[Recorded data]
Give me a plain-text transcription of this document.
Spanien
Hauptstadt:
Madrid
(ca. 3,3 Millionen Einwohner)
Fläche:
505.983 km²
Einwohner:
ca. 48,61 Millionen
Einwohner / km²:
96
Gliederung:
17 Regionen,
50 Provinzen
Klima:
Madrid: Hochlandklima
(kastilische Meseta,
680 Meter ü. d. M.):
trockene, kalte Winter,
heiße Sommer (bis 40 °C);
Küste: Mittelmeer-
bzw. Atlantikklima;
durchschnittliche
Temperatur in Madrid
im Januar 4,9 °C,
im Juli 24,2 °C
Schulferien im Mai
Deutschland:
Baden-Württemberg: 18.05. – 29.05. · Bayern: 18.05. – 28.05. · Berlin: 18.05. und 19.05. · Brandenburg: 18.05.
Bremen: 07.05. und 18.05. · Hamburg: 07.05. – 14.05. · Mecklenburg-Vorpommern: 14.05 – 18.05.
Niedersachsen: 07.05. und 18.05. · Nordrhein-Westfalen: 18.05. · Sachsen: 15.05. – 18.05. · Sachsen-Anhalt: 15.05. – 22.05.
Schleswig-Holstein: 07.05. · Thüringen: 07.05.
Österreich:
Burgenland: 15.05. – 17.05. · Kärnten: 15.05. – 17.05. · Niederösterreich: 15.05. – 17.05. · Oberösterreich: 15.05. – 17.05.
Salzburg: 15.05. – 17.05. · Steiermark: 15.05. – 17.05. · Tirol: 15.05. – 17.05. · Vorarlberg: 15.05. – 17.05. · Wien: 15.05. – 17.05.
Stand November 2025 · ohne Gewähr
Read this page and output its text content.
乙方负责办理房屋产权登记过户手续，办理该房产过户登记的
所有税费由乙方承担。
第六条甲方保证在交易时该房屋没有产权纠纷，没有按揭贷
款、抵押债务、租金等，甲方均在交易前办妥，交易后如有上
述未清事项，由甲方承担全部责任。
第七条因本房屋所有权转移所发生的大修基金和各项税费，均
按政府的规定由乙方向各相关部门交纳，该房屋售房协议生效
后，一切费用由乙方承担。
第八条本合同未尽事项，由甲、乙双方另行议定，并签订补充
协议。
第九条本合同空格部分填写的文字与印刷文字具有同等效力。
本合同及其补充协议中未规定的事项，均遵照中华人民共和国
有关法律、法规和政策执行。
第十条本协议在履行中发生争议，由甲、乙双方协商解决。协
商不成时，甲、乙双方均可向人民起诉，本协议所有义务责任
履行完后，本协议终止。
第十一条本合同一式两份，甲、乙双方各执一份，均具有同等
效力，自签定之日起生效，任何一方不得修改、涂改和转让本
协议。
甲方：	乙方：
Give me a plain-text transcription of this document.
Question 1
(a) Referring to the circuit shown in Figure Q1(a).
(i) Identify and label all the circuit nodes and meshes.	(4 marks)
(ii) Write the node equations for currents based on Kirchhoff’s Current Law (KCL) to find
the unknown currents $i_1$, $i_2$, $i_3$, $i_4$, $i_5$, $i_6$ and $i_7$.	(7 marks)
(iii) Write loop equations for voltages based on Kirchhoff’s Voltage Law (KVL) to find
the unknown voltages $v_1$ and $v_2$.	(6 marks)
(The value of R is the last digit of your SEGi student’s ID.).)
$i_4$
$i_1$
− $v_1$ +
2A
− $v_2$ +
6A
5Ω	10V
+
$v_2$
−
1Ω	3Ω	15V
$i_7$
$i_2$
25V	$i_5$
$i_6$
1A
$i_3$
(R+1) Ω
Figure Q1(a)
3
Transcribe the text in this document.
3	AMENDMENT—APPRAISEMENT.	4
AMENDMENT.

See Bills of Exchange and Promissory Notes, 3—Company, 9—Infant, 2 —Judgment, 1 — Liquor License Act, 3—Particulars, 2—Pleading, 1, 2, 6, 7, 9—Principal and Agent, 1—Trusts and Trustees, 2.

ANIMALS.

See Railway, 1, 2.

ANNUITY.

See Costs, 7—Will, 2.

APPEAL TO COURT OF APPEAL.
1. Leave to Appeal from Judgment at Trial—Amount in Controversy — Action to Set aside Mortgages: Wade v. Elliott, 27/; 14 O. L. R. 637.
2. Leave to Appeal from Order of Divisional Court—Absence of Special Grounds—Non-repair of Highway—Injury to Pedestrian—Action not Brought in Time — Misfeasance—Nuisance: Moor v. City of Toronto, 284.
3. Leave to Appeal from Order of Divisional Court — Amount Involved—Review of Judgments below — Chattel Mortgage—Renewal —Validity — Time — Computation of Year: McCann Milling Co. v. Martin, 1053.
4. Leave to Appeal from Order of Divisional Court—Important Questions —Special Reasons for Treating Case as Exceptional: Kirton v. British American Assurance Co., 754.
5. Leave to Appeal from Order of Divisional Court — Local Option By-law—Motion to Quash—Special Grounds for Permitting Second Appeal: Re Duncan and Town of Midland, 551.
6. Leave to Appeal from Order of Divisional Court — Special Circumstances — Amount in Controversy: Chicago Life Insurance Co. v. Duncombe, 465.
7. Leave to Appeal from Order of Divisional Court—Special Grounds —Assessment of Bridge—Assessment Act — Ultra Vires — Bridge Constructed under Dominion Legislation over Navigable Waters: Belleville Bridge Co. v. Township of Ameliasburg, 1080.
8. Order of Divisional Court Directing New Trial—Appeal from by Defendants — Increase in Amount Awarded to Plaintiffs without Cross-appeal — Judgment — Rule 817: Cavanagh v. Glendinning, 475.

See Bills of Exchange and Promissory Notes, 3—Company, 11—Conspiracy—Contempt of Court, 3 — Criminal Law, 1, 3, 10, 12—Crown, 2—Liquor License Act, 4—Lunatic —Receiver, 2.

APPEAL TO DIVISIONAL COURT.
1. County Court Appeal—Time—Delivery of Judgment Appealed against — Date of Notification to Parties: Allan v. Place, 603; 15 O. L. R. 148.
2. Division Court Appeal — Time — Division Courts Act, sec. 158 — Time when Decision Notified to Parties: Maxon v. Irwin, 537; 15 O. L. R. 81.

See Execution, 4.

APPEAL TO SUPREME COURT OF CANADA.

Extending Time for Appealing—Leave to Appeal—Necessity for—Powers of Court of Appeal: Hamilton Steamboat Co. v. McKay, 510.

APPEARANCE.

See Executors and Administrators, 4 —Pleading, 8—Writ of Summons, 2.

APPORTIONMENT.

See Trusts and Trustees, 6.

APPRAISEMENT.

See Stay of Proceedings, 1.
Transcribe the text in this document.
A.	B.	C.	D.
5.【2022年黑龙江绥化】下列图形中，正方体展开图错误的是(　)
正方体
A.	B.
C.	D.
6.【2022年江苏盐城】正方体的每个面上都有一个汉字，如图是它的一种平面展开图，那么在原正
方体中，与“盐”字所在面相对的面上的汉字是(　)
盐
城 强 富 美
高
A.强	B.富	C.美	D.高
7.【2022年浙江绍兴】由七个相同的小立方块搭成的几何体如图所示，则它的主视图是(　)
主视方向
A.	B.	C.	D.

_Stated goal_.
Every line of the data above should be reproduced word for word.

_Answer to the exercise_.
Give me a plain-text transcription of this document.
Spanien
Hauptstadt:
Madrid
(ca. 3,3 Millionen Einwohner)
Fläche:
505.983 km²
Einwohner:
ca. 48,61 Millionen
Einwohner / km²:
96
Gliederung:
17 Regionen,
50 Provinzen
Klima:
Madrid: Hochlandklima
(kastilische Meseta,
680 Meter ü. d. M.):
trockene, kalte Winter,
heiße Sommer (bis 40 °C);
Küste: Mittelmeer-
bzw. Atlantikklima;
durchschnittliche
Temperatur in Madrid
im Januar 4,9 °C,
im Juli 24,2 °C
Schulferien im Mai
Deutschland:
Baden-Württemberg: 18.05. – 29.05. · Bayern: 18.05. – 28.05. · Berlin: 18.05. und 19.05. · Brandenburg: 18.05.
Bremen: 07.05. und 18.05. · Hamburg: 07.05. – 14.05. · Mecklenburg-Vorpommern: 14.05 – 18.05.
Niedersachsen: 07.05. und 18.05. · Nordrhein-Westfalen: 18.05. · Sachsen: 15.05. – 18.05. · Sachsen-Anhalt: 15.05. – 22.05.
Schleswig-Holstein: 07.05. · Thüringen: 07.05.
Österreich:
Burgenland: 15.05. – 17.05. · Kärnten: 15.05. – 17.05. · Niederösterreich: 15.05. – 17.05. · Oberösterreich: 15.05. – 17.05.
Salzburg: 15.05. – 17.05. · Steiermark: 15.05. – 17.05. · Tirol: 15.05. – 17.05. · Vorarlberg: 15.05. – 17.05. · Wien: 15.05. – 17.05.
Stand November 2025 · ohne Gewähr
Read this page and output its text content.
乙方负责办理房屋产权登记过户手续，办理该房产过户登记的
所有税费由乙方承担。
第六条甲方保证在交易时该房屋没有产权纠纷，没有按揭贷
款、抵押债务、租金等，甲方均在交易前办妥，交易后如有上
述未清事项，由甲方承担全部责任。
第七条因本房屋所有权转移所发生的大修基金和各项税费，均
按政府的规定由乙方向各相关部门交纳，该房屋售房协议生效
后，一切费用由乙方承担。
第八条本合同未尽事项，由甲、乙双方另行议定，并签订补充
协议。
第九条本合同空格部分填写的文字与印刷文字具有同等效力。
本合同及其补充协议中未规定的事项，均遵照中华人民共和国
有关法律、法规和政策执行。
第十条本协议在履行中发生争议，由甲、乙双方协商解决。协
商不成时，甲、乙双方均可向人民起诉，本协议所有义务责任
履行完后，本协议终止。
第十一条本合同一式两份，甲、乙双方各执一份，均具有同等
效力，自签定之日起生效，任何一方不得修改、涂改和转让本
协议。
甲方：	乙方：
Give me a plain-text transcription of this document.
Question 1
(a) Referring to the circuit shown in Figure Q1(a).
(i) Identify and label all the circuit nodes and meshes.	(4 marks)
(ii) Write the node equations for currents based on Kirchhoff’s Current Law (KCL) to find
the unknown currents $i_1$, $i_2$, $i_3$, $i_4$, $i_5$, $i_6$ and $i_7$.	(7 marks)
(iii) Write loop equations for voltages based on Kirchhoff’s Voltage Law (KVL) to find
the unknown voltages $v_1$ and $v_2$.	(6 marks)
(The value of R is the last digit of your SEGi student’s ID.).)
$i_4$
$i_1$
− $v_1$ +
2A
− $v_2$ +
6A
5Ω	10V
+
$v_2$
−
1Ω	3Ω	15V
$i_7$
$i_2$
25V	$i_5$
$i_6$
1A
$i_3$
(R+1) Ω
Figure Q1(a)
3
Transcribe the text in this document.
3	AMENDMENT—APPRAISEMENT.	4
AMENDMENT.

See Bills of Exchange and Promissory Notes, 3—Company, 9—Infant, 2 —Judgment, 1 — Liquor License Act, 3—Particulars, 2—Pleading, 1, 2, 6, 7, 9—Principal and Agent, 1—Trusts and Trustees, 2.

ANIMALS.

See Railway, 1, 2.

ANNUITY.

See Costs, 7—Will, 2.

APPEAL TO COURT OF APPEAL.
1. Leave to Appeal from Judgment at Trial—Amount in Controversy — Action to Set aside Mortgages: Wade v. Elliott, 27/; 14 O. L. R. 637.
2. Leave to Appeal from Order of Divisional Court—Absence of Special Grounds—Non-repair of Highway—Injury to Pedestrian—Action not Brought in Time — Misfeasance—Nuisance: Moor v. City of Toronto, 284.
3. Leave to Appeal from Order of Divisional Court — Amount Involved—Review of Judgments below — Chattel Mortgage—Renewal —Validity — Time — Computation of Year: McCann Milling Co. v. Martin, 1053.
4. Leave to Appeal from Order of Divisional Court—Important Questions —Special Reasons for Treating Case as Exceptional: Kirton v. British American Assurance Co., 754.
5. Leave to Appeal from Order of Divisional Court — Local Option By-law—Motion to Quash—Special Grounds for Permitting Second Appeal: Re Duncan and Town of Midland, 551.
6. Leave to Appeal from Order of Divisional Court — Special Circumstances — Amount in Controversy: Chicago Life Insurance Co. v. Duncombe, 465.
7. Leave to Appeal from Order of Divisional Court—Special Grounds —Assessment of Bridge—Assessment Act — Ultra Vires — Bridge Constructed under Dominion Legislation over Navigable Waters: Belleville Bridge Co. v. Township of Ameliasburg, 1080.
8. Order of Divisional Court Directing New Trial—Appeal from by Defendants — Increase in Amount Awarded to Plaintiffs without Cross-appeal — Judgment — Rule 817: Cavanagh v. Glendinning, 475.

See Bills of Exchange and Promissory Notes, 3—Company, 11—Conspiracy—Contempt of Court, 3 — Criminal Law, 1, 3, 10, 12—Crown, 2—Liquor License Act, 4—Lunatic —Receiver, 2.

APPEAL TO DIVISIONAL COURT.
1. County Court Appeal—Time—Delivery of Judgment Appealed against — Date of Notification to Parties: Allan v. Place, 603; 15 O. L. R. 148.
2. Division Court Appeal — Time — Division Courts Act, sec. 158 — Time when Decision Notified to Parties: Maxon v. Irwin, 537; 15 O. L. R. 81.

See Execution, 4.

APPEAL TO SUPREME COURT OF CANADA.

Extending Time for Appealing—Leave to Appeal—Necessity for—Powers of Court of Appeal: Hamilton Steamboat Co. v. McKay, 510.

APPEARANCE.

See Executors and Administrators, 4 —Pleading, 8—Writ of Summons, 2.

APPORTIONMENT.

See Trusts and Trustees, 6.

APPRAISEMENT.

See Stay of Proceedings, 1.
Transcribe the text in this document.
A.	B.	C.	D.
5.【2022年黑龙江绥化】下列图形中，正方体展开图错误的是(　)
正方体
A.	B.
C.	D.
6.【2022年江苏盐城】正方体的每个面上都有一个汉字，如图是它的一种平面展开图，那么在原正
方体中，与“盐”字所在面相对的面上的汉字是(　)
盐
城 强 富 美
高
A.强	B.富	C.美	D.高
7.【2022年浙江绍兴】由七个相同的小立方块搭成的几何体如图所示，则它的主视图是(　)
主视方向
A.	B.	C.	D.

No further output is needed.